■ YOUR GOAL ■
Transcribe the material in full, exactly as written.

## Begin

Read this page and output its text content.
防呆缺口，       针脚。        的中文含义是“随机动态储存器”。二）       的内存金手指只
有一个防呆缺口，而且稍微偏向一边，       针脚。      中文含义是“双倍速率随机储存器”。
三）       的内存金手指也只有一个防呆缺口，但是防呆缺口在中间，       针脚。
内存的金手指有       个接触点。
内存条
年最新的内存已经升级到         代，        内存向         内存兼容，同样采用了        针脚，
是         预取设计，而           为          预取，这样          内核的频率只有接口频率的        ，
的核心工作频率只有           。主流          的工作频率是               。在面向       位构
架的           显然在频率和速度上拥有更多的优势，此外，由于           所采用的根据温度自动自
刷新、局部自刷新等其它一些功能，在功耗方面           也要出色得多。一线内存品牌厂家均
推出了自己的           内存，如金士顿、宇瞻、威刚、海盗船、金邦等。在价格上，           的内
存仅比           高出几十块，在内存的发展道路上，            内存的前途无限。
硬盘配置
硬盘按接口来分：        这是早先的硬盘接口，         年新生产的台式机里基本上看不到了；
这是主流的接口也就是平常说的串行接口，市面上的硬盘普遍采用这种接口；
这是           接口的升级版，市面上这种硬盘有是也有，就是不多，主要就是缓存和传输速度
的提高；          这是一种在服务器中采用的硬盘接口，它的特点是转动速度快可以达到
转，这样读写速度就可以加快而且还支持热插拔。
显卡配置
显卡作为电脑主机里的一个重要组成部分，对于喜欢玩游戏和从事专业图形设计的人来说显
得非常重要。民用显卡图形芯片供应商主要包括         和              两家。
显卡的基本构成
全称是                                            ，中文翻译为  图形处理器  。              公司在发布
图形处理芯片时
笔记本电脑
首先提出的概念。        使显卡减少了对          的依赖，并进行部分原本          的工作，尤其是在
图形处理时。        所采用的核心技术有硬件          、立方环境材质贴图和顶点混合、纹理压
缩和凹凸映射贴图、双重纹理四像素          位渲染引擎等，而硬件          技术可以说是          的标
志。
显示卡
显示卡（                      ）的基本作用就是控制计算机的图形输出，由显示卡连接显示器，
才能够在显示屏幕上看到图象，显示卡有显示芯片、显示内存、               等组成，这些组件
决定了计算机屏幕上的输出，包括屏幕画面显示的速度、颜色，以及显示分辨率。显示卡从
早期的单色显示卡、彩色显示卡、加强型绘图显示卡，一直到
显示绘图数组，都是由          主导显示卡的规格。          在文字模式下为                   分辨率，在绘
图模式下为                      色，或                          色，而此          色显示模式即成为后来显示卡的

## End

■ EXERCISE RESPONSE ■
Read this page and output its text content.
防呆缺口，       针脚。        的中文含义是“随机动态储存器”。二）       的内存金手指只
有一个防呆缺口，而且稍微偏向一边，       针脚。      中文含义是“双倍速率随机储存器”。
三）       的内存金手指也只有一个防呆缺口，但是防呆缺口在中间，       针脚。
内存的金手指有       个接触点。
内存条
年最新的内存已经升级到         代，        内存向         内存兼容，同样采用了        针脚，
是         预取设计，而           为          预取，这样          内核的频率只有接口频率的        ，
的核心工作频率只有           。主流          的工作频率是               。在面向       位构
架的           显然在频率和速度上拥有更多的优势，此外，由于           所采用的根据温度自动自
刷新、局部自刷新等其它一些功能，在功耗方面           也要出色得多。一线内存品牌厂家均
推出了自己的           内存，如金士顿、宇瞻、威刚、海盗船、金邦等。在价格上，           的内
存仅比           高出几十块，在内存的发展道路上，            内存的前途无限。
硬盘配置
硬盘按接口来分：        这是早先的硬盘接口，         年新生产的台式机里基本上看不到了；
这是主流的接口也就是平常说的串行接口，市面上的硬盘普遍采用这种接口；
这是           接口的升级版，市面上这种硬盘有是也有，就是不多，主要就是缓存和传输速度
的提高；          这是一种在服务器中采用的硬盘接口，它的特点是转动速度快可以达到
转，这样读写速度就可以加快而且还支持热插拔。
显卡配置
显卡作为电脑主机里的一个重要组成部分，对于喜欢玩游戏和从事专业图形设计的人来说显
得非常重要。民用显卡图形芯片供应商主要包括         和              两家。
显卡的基本构成
全称是                                            ，中文翻译为  图形处理器  。              公司在发布
图形处理芯片时
笔记本电脑
首先提出的概念。        使显卡减少了对          的依赖，并进行部分原本          的工作，尤其是在
图形处理时。        所采用的核心技术有硬件          、立方环境材质贴图和顶点混合、纹理压
缩和凹凸映射贴图、双重纹理四像素          位渲染引擎等，而硬件          技术可以说是          的标
志。
显示卡
显示卡（                      ）的基本作用就是控制计算机的图形输出，由显示卡连接显示器，
才能够在显示屏幕上看到图象，显示卡有显示芯片、显示内存、               等组成，这些组件
决定了计算机屏幕上的输出，包括屏幕画面显示的速度、颜色，以及显示分辨率。显示卡从
早期的单色显示卡、彩色显示卡、加强型绘图显示卡，一直到
显示绘图数组，都是由          主导显示卡的规格。          在文字模式下为                   分辨率，在绘
图模式下为                      色，或                          色，而此          色显示模式即成为后来显示卡的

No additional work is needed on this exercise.